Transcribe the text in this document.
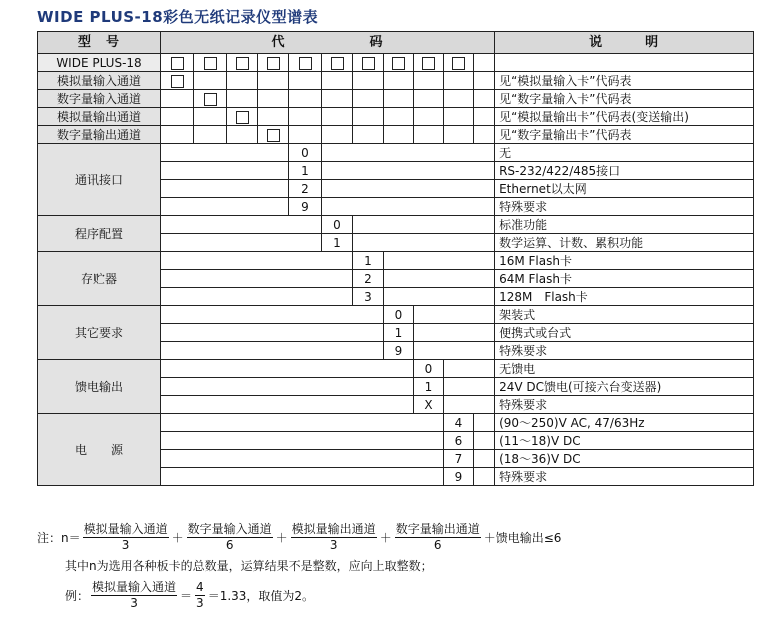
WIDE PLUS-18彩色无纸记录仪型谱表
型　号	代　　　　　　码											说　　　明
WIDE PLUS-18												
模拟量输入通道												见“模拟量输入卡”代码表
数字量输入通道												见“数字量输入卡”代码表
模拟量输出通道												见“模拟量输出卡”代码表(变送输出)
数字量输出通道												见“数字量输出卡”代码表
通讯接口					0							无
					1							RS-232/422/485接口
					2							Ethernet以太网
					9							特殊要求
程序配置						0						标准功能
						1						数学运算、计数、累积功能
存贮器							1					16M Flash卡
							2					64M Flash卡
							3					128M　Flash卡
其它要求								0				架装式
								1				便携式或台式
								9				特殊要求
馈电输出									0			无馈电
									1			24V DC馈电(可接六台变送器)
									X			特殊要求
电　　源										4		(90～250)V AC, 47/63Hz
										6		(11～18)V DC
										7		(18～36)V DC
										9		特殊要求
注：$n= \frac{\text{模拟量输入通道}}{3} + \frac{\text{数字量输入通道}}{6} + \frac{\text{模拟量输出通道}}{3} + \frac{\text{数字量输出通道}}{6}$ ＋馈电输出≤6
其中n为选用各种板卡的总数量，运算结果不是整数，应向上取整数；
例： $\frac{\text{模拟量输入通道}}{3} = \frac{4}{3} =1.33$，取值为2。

━━━━━━━━

▸ **THE PROBLEM**: Leave the images out, please, and restate each line word for word.

▸ **RESULT BELOW**:
Transcribe the text in this document.
WIDE PLUS-18彩色无纸记录仪型谱表
型　号	代　　　　　　码											说　　　明
WIDE PLUS-18												
模拟量输入通道												见“模拟量输入卡”代码表
数字量输入通道												见“数字量输入卡”代码表
模拟量输出通道												见“模拟量输出卡”代码表(变送输出)
数字量输出通道												见“数字量输出卡”代码表
通讯接口					0							无
					1							RS-232/422/485接口
					2							Ethernet以太网
					9							特殊要求
程序配置						0						标准功能
						1						数学运算、计数、累积功能
存贮器							1					16M Flash卡
							2					64M Flash卡
							3					128M　Flash卡
其它要求								0				架装式
								1				便携式或台式
								9				特殊要求
馈电输出									0			无馈电
									1			24V DC馈电(可接六台变送器)
									X			特殊要求
电　　源										4		(90～250)V AC, 47/63Hz
										6		(11～18)V DC
										7		(18～36)V DC
										9		特殊要求
注：$n= \frac{\text{模拟量输入通道}}{3} + \frac{\text{数字量输入通道}}{6} + \frac{\text{模拟量输出通道}}{3} + \frac{\text{数字量输出通道}}{6}$ ＋馈电输出≤6
其中n为选用各种板卡的总数量，运算结果不是整数，应向上取整数；
例： $\frac{\text{模拟量输入通道}}{3} = \frac{4}{3} =1.33$，取值为2。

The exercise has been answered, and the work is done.